(Saved data entries)
........

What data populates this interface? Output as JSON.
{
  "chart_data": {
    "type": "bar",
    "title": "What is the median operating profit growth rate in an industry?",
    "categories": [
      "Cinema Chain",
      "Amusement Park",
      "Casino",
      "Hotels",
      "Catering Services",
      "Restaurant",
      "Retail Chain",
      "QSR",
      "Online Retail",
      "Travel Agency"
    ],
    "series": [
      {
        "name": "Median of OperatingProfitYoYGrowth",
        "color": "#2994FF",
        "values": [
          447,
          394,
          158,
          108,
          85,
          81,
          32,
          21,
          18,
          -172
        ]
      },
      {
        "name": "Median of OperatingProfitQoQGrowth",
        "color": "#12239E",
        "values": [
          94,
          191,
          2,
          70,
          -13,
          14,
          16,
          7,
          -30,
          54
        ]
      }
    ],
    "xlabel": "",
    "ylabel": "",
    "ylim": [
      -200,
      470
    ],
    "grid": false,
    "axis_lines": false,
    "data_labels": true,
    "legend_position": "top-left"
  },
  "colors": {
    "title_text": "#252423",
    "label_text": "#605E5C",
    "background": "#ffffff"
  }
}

........

AIM OF THE EXERCISE:
Give the data again, exactly as it stands.

TASK RESULT:
What data populates this interface? Output as JSON.
{
  "chart_data": {
    "type": "bar",
    "title": "What is the median operating profit growth rate in an industry?",
    "categories": [
      "Cinema Chain",
      "Amusement Park",
      "Casino",
      "Hotels",
      "Catering Services",
      "Restaurant",
      "Retail Chain",
      "QSR",
      "Online Retail",
      "Travel Agency"
    ],
    "series": [
      {
        "name": "Median of OperatingProfitYoYGrowth",
        "color": "#2994FF",
        "values": [
          447,
          394,
          158,
          108,
          85,
          81,
          32,
          21,
          18,
          -172
        ]
      },
      {
        "name": "Median of OperatingProfitQoQGrowth",
        "color": "#12239E",
        "values": [
          94,
          191,
          2,
          70,
          -13,
          14,
          16,
          7,
          -30,
          54
        ]
      }
    ],
    "xlabel": "",
    "ylabel": "",
    "ylim": [
      -200,
      470
    ],
    "grid": false,
    "axis_lines": false,
    "data_labels": true,
    "legend_position": "top-left"
  },
  "colors": {
    "title_text": "#252423",
    "label_text": "#605E5C",
    "background": "#ffffff"
  }
}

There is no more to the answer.